**EXERCISE DETAILS:**
Single out each line with the word "this" and copy it.

**INFORMATION PROVIDED:**

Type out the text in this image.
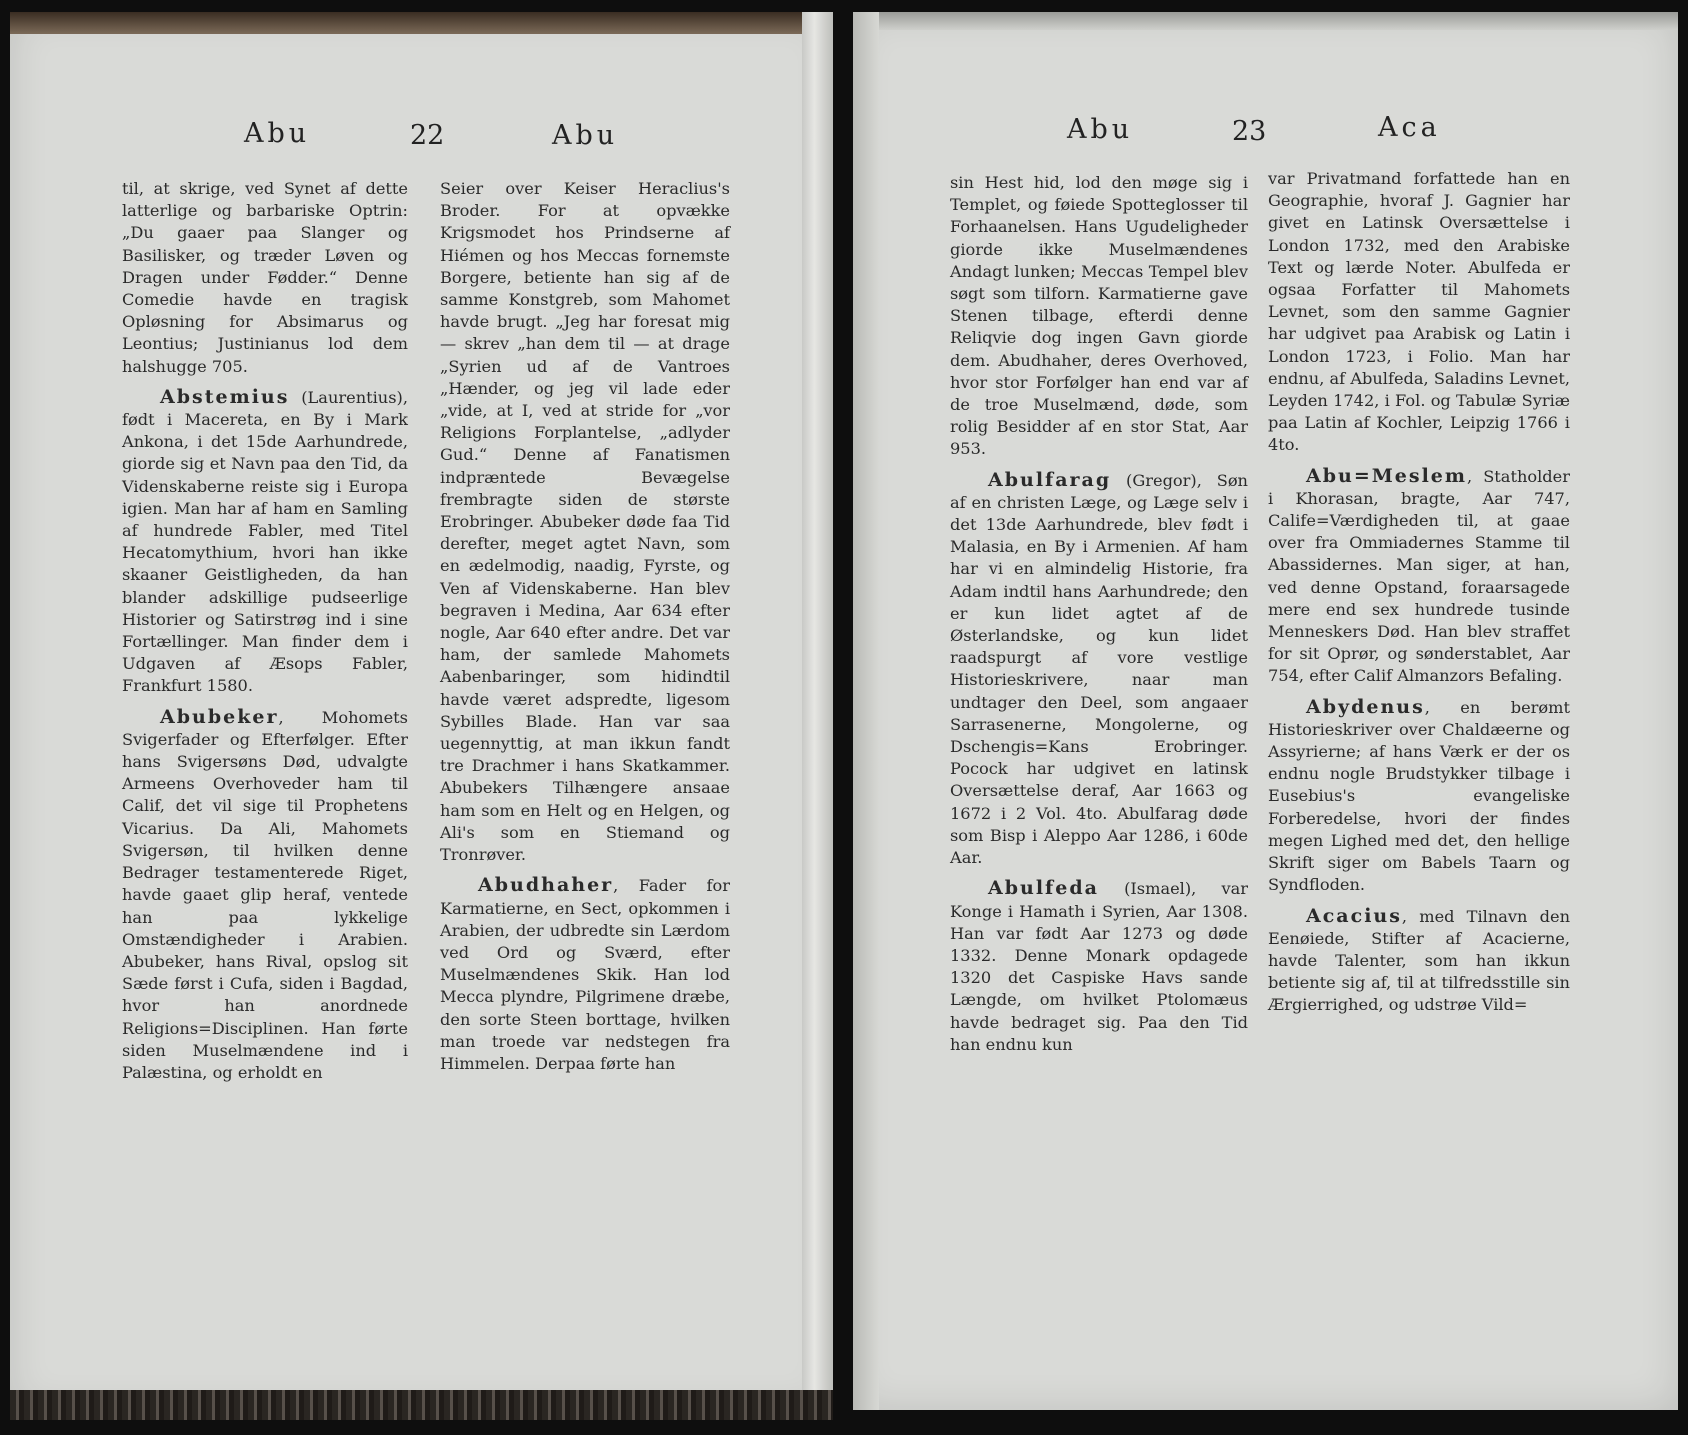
Abu	22	Abu

til, at skrige, ved Synet af dette latterlige og barbariske Optrin: „Du gaaer paa Slanger og Basilisker, og træder Løven og Dragen under Fødder.“ Denne Comedie havde en tragisk Opløsning for Absimarus og Leontius; Justinianus lod dem halshugge 705.

Abstemius (Laurentius), født i Macereta, en By i Mark Ankona, i det 15de Aarhundrede, giorde sig et Navn paa den Tid, da Videnskaberne reiste sig i Europa igien. Man har af ham en Samling af hundrede Fabler, med Titel Hecatomythium, hvori han ikke skaaner Geistligheden, da han blander adskillige pudseerlige Historier og Satirstrøg ind i sine Fortællinger. Man finder dem i Udgaven af Æsops Fabler, Frankfurt 1580.

Abubeker, Mohomets Svigerfader og Efterfølger. Efter hans Svigersøns Død, udvalgte Armeens Overhoveder ham til Calif, det vil sige til Prophetens Vicarius. Da Ali, Mahomets Svigersøn, til hvilken denne Bedrager testamenterede Riget, havde gaaet glip heraf, ventede han paa lykkelige Omstændigheder i Arabien. Abubeker, hans Rival, opslog sit Sæde først i Cufa, siden i Bagdad, hvor han anordnede Religions=Disciplinen. Han førte siden Muselmændene ind i Palæstina, og erholdt en

Seier over Keiser Heraclius's Broder. For at opvække Krigsmodet hos Prindserne af Hiémen og hos Meccas fornemste Borgere, betiente han sig af de samme Konstgreb, som Mahomet havde brugt. „Jeg har foresat mig — skrev „han dem til — at drage „Syrien ud af de Vantroes „Hænder, og jeg vil lade eder „vide, at I, ved at stride for „vor Religions Forplantelse, „adlyder Gud.“ Denne af Fanatismen indpræntede Bevægelse frembragte siden de største Erobringer. Abubeker døde faa Tid derefter, meget agtet Navn, som en ædelmodig, naadig, Fyrste, og Ven af Videnskaberne. Han blev begraven i Medina, Aar 634 efter nogle, Aar 640 efter andre. Det var ham, der samlede Mahomets Aabenbaringer, som hidindtil havde været adspredte, ligesom Sybilles Blade. Han var saa uegennyttig, at man ikkun fandt tre Drachmer i hans Skatkammer. Abubekers Tilhængere ansaae ham som en Helt og en Helgen, og Ali's som en Stiemand og Tronrøver.

Abudhaher, Fader for Karmatierne, en Sect, opkommen i Arabien, der udbredte sin Lærdom ved Ord og Sværd, efter Muselmændenes Skik. Han lod Mecca plyndre, Pilgrimene dræbe, den sorte Steen borttage, hvilken man troede var nedstegen fra Himmelen. Derpaa førte han

Abu	23	Aca

sin Hest hid, lod den møge sig i Templet, og føiede Spotteglosser til Forhaanelsen. Hans Ugudeligheder giorde ikke Muselmændenes Andagt lunken; Meccas Tempel blev søgt som tilforn. Karmatierne gave Stenen tilbage, efterdi denne Reliqvie dog ingen Gavn giorde dem. Abudhaher, deres Overhoved, hvor stor Forfølger han end var af de troe Muselmænd, døde, som rolig Besidder af en stor Stat, Aar 953.

Abulfarag (Gregor), Søn af en christen Læge, og Læge selv i det 13de Aarhundrede, blev født i Malasia, en By i Armenien. Af ham har vi en almindelig Historie, fra Adam indtil hans Aarhundrede; den er kun lidet agtet af de Østerlandske, og kun lidet raadspurgt af vore vestlige Historieskrivere, naar man undtager den Deel, som angaaer Sarrasenerne, Mongolerne, og Dschengis=Kans Erobringer. Pocock har udgivet en latinsk Oversættelse deraf, Aar 1663 og 1672 i 2 Vol. 4to. Abulfarag døde som Bisp i Aleppo Aar 1286, i 60de Aar.

Abulfeda (Ismael), var Konge i Hamath i Syrien, Aar 1308. Han var født Aar 1273 og døde 1332. Denne Monark opdagede 1320 det Caspiske Havs sande Længde, om hvilket Ptolomæus havde bedraget sig. Paa den Tid han endnu kun

var Privatmand forfattede han en Geographie, hvoraf J. Gagnier har givet en Latinsk Oversættelse i London 1732, med den Arabiske Text og lærde Noter. Abulfeda er ogsaa Forfatter til Mahomets Levnet, som den samme Gagnier har udgivet paa Arabisk og Latin i London 1723, i Folio. Man har endnu, af Abulfeda, Saladins Levnet, Leyden 1742, i Fol. og Tabulæ Syriæ paa Latin af Kochler, Leipzig 1766 i 4to.

Abu=Meslem, Statholder i Khorasan, bragte, Aar 747, Calife=Værdigheden til, at gaae over fra Ommiadernes Stamme til Abassidernes. Man siger, at han, ved denne Opstand, foraarsagede mere end sex hundrede tusinde Menneskers Død. Han blev straffet for sit Oprør, og sønderstablet, Aar 754, efter Calif Almanzors Befaling.

Abydenus, en berømt Historieskriver over Chaldæerne og Assyrierne; af hans Værk er der os endnu nogle Brudstykker tilbage i Eusebius's evangeliske Forberedelse, hvori der findes megen Lighed med det, den hellige Skrift siger om Babels Taarn og Syndfloden.

Acacius, med Tilnavn den Eenøiede, Stifter af Acacierne, havde Talenter, som han ikkun betiente sig af, til at tilfredsstille sin Ærgierrighed, og udstrøe Vild=
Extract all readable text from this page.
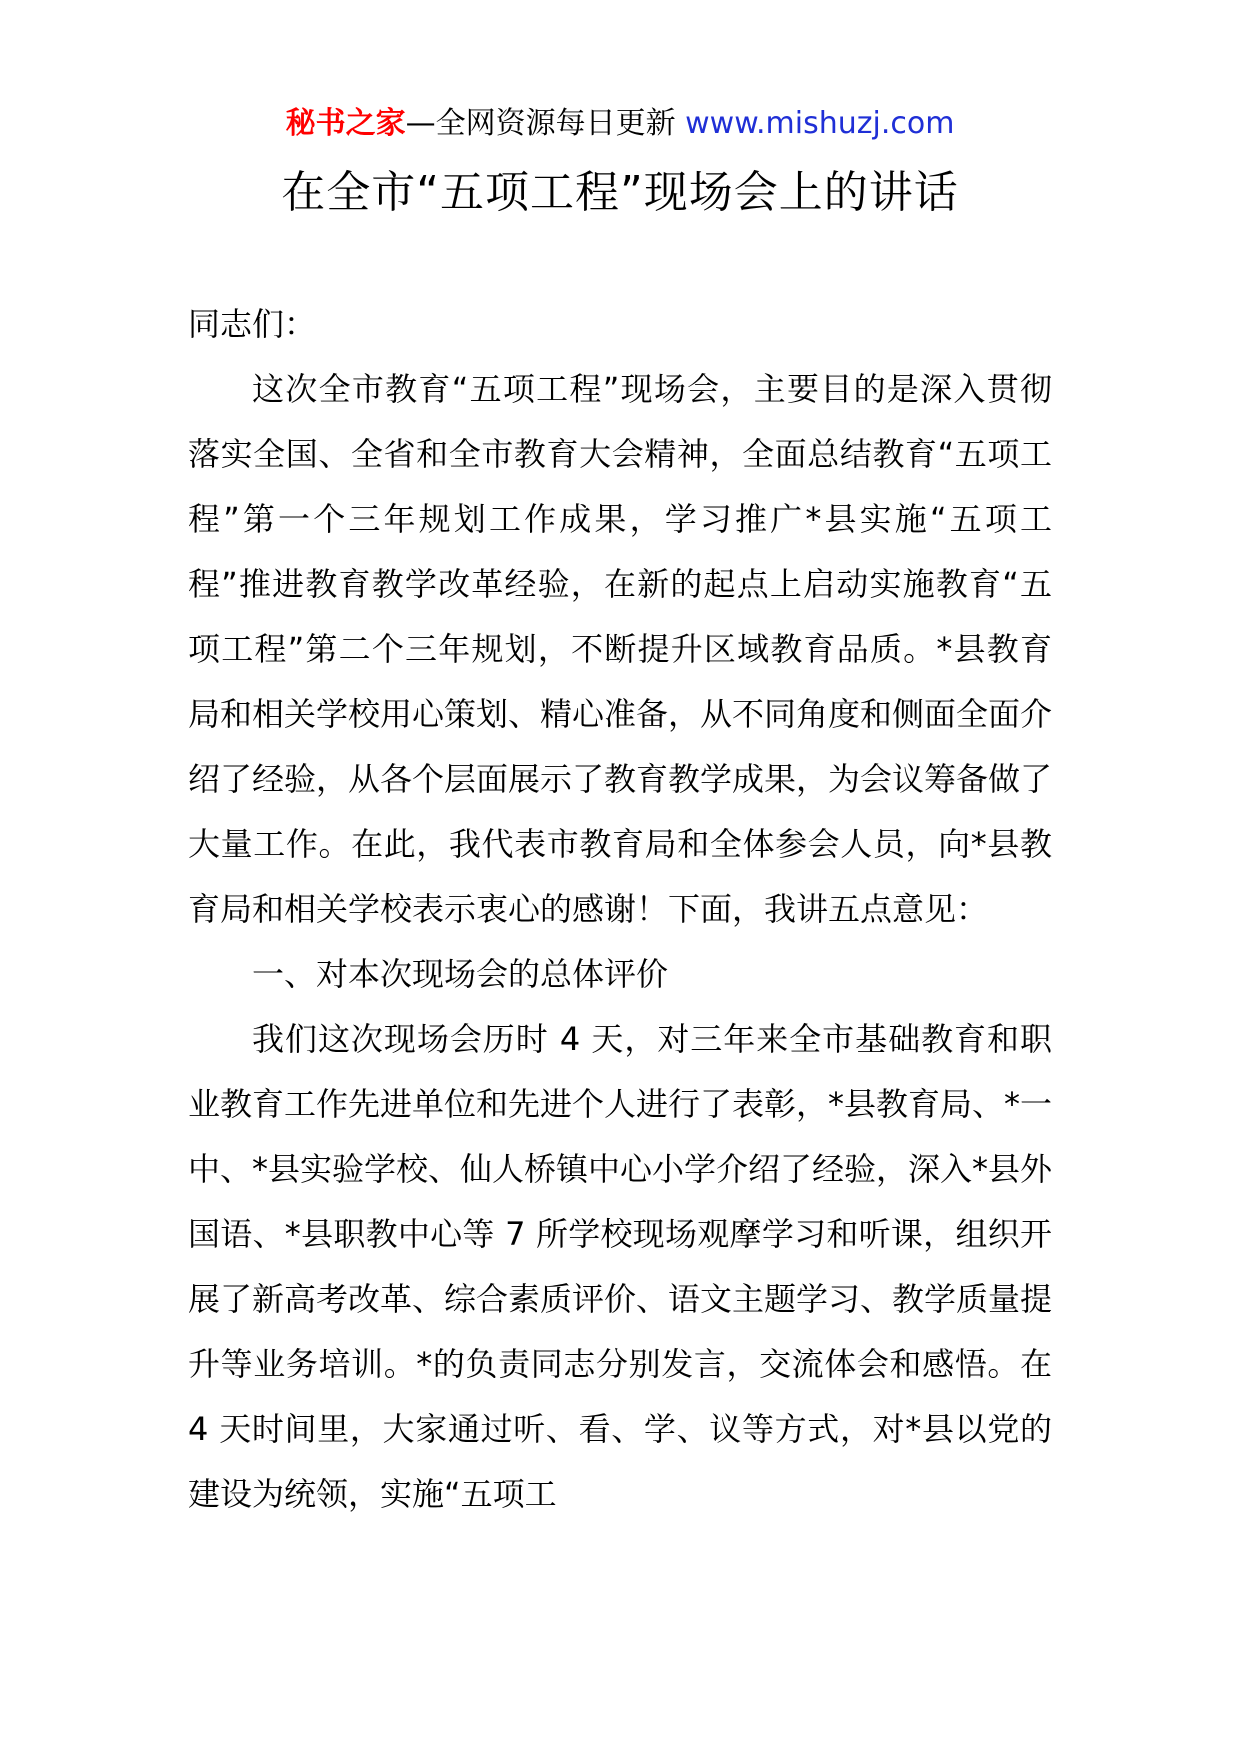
秘书之家—全网资源每日更新 www.mishuzj.com
在全市“五项工程”现场会上的讲话

同志们：

这次全市教育“五项工程”现场会，主要目的是深入贯彻落实全国、全省和全市教育大会精神，全面总结教育“五项工程”第一个三年规划工作成果，学习推广*县实施“五项工程”推进教育教学改革经验，在新的起点上启动实施教育“五项工程”第二个三年规划，不断提升区域教育品质。*县教育局和相关学校用心策划、精心准备，从不同角度和侧面全面介绍了经验，从各个层面展示了教育教学成果，为会议筹备做了大量工作。在此，我代表市教育局和全体参会人员，向*县教育局和相关学校表示衷心的感谢！下面，我讲五点意见：

一、对本次现场会的总体评价

我们这次现场会历时 4 天，对三年来全市基础教育和职业教育工作先进单位和先进个人进行了表彰，*县教育局、*一中、*县实验学校、仙人桥镇中心小学介绍了经验，深入*县外国语、*县职教中心等 7 所学校现场观摩学习和听课，组织开展了新高考改革、综合素质评价、语文主题学习、教学质量提升等业务培训。*的负责同志分别发言，交流体会和感悟。在 4 天时间里，大家通过听、看、学、议等方式，对*县以党的建设为统领，实施“五项工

**FULL OUTPUT:**
Type out the text in this image.
Extract all readable text from this page.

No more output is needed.